Items from a figure collection
·····

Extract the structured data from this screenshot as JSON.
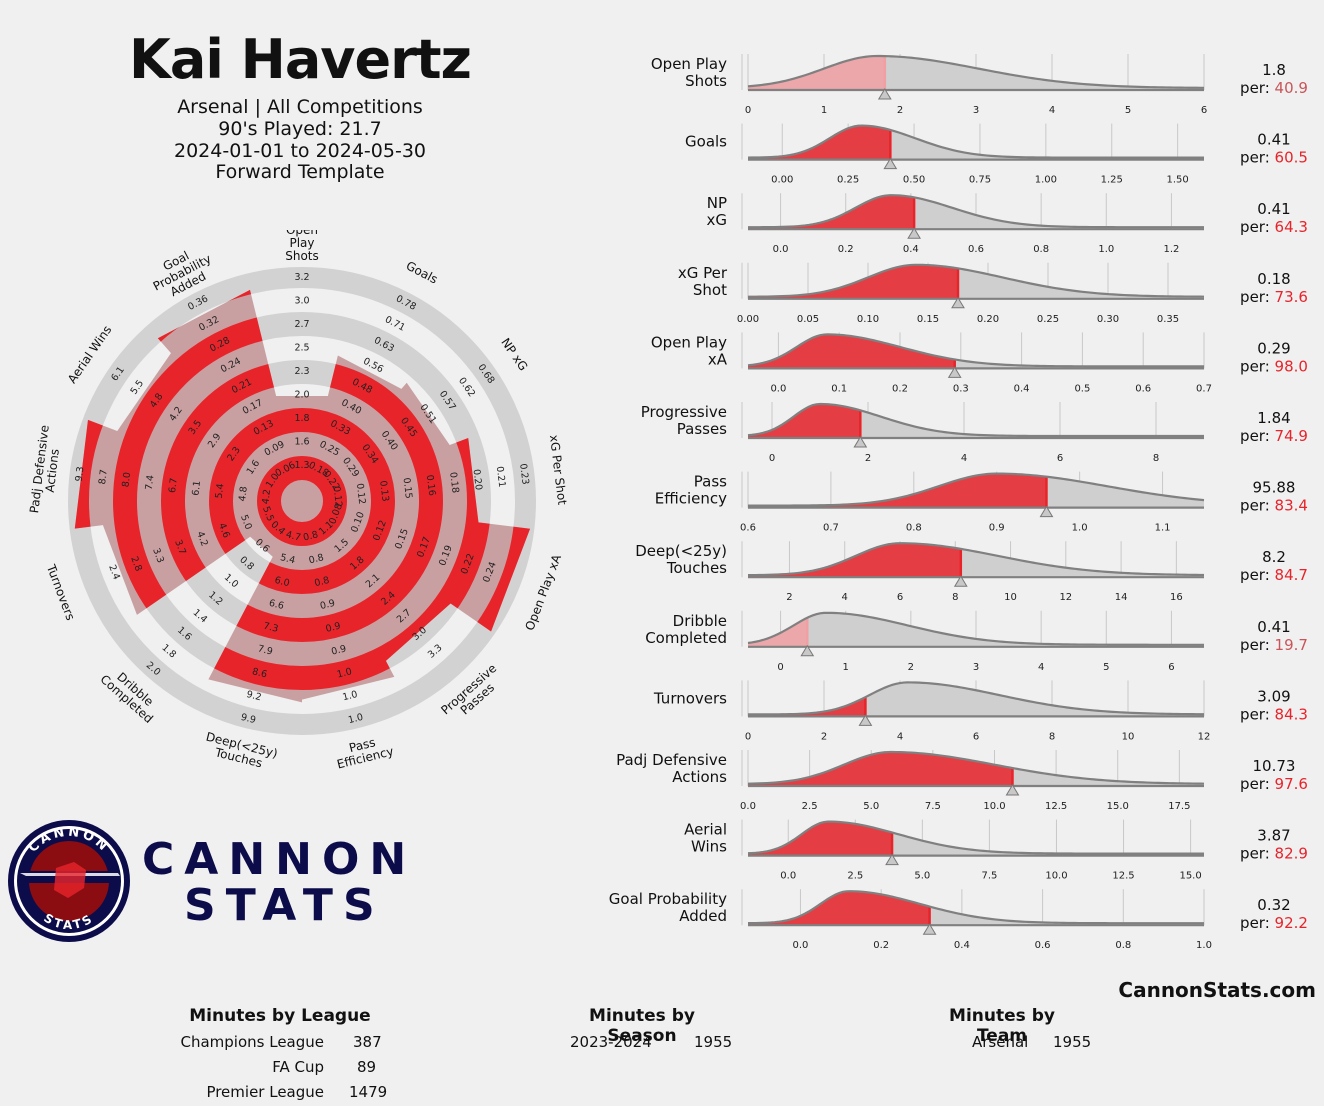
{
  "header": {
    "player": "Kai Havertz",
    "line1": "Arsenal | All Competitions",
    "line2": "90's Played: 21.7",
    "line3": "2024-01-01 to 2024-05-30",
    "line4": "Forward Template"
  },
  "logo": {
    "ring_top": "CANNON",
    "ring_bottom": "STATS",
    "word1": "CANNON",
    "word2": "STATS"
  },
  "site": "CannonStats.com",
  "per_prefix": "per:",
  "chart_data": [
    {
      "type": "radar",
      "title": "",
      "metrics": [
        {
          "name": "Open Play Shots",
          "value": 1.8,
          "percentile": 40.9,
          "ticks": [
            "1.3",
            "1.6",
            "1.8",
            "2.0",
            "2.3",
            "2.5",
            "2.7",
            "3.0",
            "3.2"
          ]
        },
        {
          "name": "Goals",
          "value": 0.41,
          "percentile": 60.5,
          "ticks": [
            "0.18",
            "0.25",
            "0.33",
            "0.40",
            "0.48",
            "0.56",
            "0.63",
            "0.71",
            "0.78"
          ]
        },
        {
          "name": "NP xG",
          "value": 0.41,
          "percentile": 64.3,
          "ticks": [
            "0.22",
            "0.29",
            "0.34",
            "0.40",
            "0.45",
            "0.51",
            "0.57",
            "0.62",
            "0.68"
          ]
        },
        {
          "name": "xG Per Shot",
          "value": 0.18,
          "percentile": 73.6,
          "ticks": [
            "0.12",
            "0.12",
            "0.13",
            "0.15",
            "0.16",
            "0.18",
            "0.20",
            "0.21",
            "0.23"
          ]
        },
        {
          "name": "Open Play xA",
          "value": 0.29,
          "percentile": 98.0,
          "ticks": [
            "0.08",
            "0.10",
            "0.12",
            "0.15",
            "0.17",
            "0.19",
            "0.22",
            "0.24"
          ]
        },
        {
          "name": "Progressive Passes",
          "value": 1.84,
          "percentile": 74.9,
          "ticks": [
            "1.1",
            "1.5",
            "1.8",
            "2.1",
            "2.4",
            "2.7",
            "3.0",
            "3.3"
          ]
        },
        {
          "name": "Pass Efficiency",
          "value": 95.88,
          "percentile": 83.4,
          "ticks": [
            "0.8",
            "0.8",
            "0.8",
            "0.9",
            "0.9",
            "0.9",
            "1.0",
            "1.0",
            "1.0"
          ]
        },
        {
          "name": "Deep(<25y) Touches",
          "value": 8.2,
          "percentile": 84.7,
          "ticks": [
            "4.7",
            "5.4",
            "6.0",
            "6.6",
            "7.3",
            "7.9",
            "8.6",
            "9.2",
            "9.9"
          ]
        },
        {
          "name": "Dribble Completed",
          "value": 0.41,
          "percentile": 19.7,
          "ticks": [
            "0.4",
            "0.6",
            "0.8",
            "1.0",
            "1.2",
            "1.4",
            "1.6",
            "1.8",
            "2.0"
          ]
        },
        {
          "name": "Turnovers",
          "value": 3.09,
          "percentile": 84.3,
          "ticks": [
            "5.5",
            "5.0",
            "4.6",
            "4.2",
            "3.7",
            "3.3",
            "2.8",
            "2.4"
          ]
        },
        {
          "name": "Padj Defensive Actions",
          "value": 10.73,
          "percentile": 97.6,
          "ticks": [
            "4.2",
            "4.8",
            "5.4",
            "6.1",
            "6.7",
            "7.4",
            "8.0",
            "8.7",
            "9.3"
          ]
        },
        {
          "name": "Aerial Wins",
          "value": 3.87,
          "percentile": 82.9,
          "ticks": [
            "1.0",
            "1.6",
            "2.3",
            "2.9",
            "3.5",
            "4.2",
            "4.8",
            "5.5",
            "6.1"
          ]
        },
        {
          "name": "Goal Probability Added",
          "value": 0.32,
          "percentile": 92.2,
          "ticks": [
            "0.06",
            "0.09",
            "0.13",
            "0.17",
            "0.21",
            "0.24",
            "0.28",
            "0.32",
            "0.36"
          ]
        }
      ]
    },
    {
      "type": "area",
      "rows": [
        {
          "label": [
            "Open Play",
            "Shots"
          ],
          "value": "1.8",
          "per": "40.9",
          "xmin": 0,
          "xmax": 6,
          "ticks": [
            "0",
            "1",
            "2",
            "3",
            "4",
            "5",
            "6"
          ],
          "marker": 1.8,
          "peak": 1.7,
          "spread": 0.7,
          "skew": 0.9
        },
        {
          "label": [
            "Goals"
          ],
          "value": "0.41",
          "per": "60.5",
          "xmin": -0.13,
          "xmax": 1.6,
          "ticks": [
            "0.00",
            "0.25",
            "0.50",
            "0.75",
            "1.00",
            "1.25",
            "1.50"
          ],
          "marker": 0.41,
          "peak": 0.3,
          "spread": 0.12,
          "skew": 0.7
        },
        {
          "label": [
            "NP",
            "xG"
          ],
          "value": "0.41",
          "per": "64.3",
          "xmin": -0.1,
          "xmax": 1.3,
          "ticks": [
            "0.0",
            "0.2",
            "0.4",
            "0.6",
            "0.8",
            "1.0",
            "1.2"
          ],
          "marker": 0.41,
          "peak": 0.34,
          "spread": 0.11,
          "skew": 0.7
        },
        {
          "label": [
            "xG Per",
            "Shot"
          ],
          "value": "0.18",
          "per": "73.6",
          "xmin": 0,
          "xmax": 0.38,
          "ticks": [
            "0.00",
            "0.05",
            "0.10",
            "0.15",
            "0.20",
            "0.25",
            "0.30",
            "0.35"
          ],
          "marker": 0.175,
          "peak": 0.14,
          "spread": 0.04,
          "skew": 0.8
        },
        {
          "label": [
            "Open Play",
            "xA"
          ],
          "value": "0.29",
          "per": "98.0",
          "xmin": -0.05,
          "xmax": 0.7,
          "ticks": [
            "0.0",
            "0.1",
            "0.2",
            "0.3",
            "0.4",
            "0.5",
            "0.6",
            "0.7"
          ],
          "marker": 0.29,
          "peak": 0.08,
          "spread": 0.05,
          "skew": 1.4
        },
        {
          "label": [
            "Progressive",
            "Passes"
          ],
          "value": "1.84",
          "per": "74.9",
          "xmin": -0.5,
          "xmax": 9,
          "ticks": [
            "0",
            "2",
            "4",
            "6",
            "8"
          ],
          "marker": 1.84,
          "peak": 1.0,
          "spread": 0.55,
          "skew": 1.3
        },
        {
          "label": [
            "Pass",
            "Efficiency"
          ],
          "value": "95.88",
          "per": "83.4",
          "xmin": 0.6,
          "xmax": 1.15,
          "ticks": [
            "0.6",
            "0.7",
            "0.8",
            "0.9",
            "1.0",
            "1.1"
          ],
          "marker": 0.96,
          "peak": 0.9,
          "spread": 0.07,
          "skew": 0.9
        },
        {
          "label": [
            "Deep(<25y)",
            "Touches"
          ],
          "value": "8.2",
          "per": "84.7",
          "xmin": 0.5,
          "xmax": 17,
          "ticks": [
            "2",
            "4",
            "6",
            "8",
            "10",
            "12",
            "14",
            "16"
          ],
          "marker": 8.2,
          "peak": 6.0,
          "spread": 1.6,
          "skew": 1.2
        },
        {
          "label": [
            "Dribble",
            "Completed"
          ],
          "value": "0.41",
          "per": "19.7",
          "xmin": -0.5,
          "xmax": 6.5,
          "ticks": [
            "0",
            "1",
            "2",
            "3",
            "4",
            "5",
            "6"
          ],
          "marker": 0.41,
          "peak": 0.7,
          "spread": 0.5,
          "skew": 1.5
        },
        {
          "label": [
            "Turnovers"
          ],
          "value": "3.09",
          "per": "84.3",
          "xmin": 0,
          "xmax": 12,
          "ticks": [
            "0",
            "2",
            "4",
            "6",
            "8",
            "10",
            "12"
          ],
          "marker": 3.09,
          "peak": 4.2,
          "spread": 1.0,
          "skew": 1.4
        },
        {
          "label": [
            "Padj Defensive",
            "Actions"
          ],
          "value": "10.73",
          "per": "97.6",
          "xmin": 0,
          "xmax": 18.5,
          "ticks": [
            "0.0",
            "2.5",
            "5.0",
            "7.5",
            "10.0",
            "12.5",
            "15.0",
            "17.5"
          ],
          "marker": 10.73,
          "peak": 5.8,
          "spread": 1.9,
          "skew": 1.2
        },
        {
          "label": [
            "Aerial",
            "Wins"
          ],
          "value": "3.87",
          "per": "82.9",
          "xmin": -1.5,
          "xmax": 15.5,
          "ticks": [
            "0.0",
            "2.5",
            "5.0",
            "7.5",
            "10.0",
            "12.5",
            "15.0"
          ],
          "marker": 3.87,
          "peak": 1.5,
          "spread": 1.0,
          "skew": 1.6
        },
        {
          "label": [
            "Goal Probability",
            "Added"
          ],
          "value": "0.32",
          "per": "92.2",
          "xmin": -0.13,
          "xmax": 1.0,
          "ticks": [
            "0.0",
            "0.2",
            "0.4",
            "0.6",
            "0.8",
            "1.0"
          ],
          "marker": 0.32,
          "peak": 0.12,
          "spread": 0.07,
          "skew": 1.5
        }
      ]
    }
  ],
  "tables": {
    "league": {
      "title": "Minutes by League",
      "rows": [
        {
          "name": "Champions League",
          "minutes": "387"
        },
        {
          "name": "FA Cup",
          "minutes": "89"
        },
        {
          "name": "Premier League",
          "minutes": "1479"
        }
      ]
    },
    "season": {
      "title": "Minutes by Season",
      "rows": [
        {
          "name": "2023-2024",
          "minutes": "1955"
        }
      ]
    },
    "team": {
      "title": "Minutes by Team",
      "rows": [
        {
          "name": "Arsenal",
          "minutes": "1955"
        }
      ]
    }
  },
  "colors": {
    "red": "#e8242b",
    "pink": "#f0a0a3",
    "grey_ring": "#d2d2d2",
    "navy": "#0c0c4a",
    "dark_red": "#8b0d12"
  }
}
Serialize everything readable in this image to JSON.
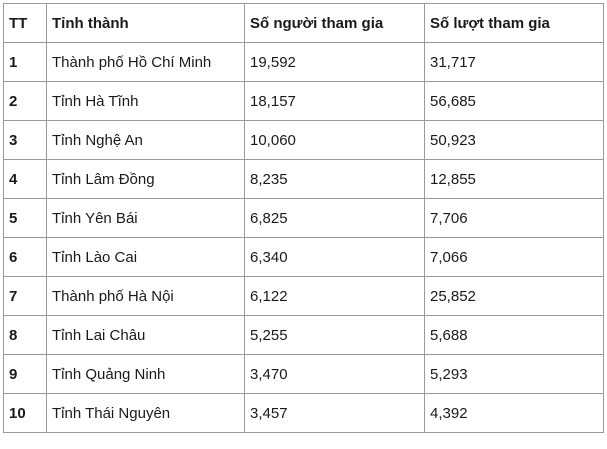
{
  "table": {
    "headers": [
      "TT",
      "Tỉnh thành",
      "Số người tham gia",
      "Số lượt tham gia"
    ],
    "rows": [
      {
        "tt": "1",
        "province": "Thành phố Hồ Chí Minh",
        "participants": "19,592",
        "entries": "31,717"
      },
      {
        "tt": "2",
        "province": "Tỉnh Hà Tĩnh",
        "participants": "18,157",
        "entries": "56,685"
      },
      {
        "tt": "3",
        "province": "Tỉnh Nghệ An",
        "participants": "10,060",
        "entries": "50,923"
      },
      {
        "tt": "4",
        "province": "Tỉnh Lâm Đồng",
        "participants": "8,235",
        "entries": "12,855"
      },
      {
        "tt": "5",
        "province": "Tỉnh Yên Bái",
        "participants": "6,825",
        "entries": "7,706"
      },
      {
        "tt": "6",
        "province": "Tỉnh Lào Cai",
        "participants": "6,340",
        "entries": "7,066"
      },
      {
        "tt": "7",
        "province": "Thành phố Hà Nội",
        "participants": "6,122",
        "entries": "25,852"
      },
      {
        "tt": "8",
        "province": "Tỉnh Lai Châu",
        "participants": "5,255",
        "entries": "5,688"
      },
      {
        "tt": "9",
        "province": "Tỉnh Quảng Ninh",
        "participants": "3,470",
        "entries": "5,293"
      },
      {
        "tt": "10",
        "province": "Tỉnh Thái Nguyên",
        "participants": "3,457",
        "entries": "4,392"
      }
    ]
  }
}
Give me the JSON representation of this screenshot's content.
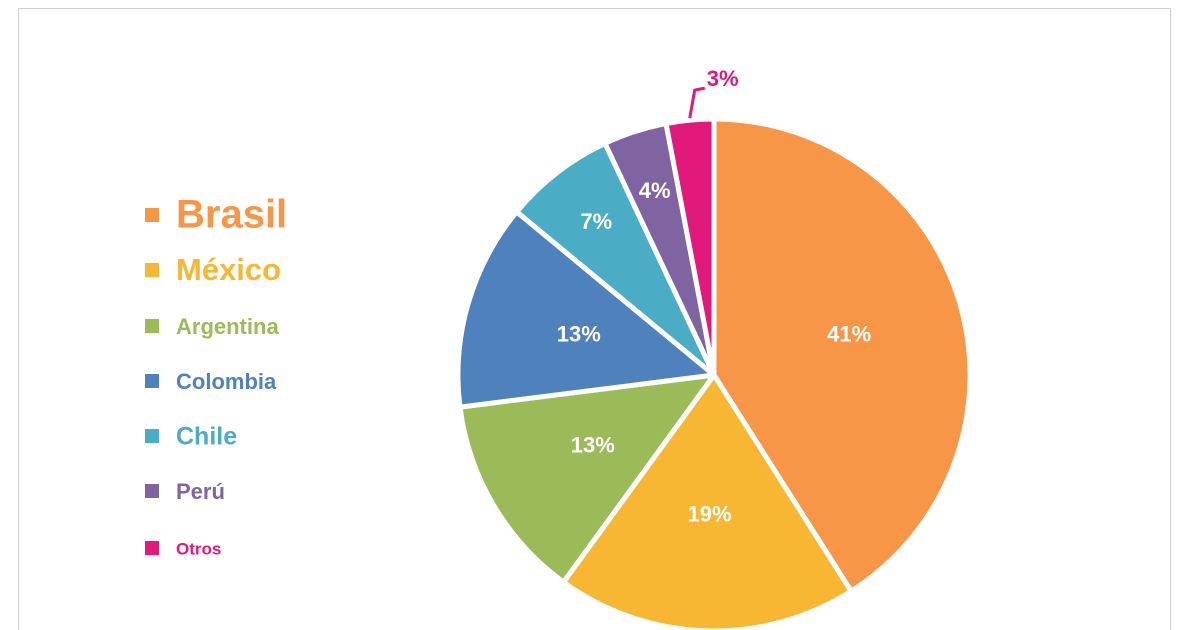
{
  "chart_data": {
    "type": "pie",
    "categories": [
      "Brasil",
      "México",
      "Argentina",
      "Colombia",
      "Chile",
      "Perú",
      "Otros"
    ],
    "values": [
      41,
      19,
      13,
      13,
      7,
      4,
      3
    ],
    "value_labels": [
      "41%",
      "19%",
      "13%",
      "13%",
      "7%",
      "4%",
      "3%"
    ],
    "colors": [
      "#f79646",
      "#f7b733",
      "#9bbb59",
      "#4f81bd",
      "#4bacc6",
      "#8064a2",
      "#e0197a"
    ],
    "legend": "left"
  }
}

·····

→ **Your goal**: Using the entries above, find all lines with "participants". Copy them.

→ **Final result**:
        "participants": "19,592",
        "participants": "18,157",
        "participants": "10,060",
        "participants": "8,235",
        "participants": "6,825",
        "participants": "6,340",
        "participants": "6,122",
        "participants": "5,255",
        "participants": "3,470",
        "participants": "3,457",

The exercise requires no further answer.